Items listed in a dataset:

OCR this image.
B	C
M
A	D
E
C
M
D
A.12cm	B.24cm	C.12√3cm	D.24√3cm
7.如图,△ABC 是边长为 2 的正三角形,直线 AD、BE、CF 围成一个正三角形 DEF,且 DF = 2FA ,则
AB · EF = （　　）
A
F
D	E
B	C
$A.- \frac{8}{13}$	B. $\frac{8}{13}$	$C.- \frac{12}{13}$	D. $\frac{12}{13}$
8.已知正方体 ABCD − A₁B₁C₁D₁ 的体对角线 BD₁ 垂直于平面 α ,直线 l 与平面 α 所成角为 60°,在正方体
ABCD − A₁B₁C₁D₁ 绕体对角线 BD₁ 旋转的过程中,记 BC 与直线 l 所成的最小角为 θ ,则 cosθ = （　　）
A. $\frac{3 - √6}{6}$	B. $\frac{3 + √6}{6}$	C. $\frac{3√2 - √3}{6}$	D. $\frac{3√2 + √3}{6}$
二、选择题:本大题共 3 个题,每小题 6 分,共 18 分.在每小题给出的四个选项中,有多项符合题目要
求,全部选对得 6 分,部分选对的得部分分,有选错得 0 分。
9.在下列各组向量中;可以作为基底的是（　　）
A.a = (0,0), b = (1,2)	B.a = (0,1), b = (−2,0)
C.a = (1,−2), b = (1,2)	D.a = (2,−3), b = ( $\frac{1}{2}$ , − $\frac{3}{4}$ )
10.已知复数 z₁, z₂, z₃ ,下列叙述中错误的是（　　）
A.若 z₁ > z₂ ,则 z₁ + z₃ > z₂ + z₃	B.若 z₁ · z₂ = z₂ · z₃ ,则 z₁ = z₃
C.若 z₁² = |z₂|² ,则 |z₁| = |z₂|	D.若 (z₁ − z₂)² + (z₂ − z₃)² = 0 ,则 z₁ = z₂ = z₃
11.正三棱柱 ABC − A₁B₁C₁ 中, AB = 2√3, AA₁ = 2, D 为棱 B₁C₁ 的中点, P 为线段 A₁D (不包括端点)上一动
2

▶ **GOAL**
Copy every line of the listing where the word "A₁B₁C₁D₁" appears.

▶ **RESULT FOR THIS EXERCISE**
8.已知正方体 ABCD − A₁B₁C₁D₁ 的体对角线 BD₁ 垂直于平面 α ,直线 l 与平面 α 所成角为 60°,在正方体
ABCD − A₁B₁C₁D₁ 绕体对角线 BD₁ 旋转的过程中,记 BC 与直线 l 所成的最小角为 θ ,则 cosθ = （　　）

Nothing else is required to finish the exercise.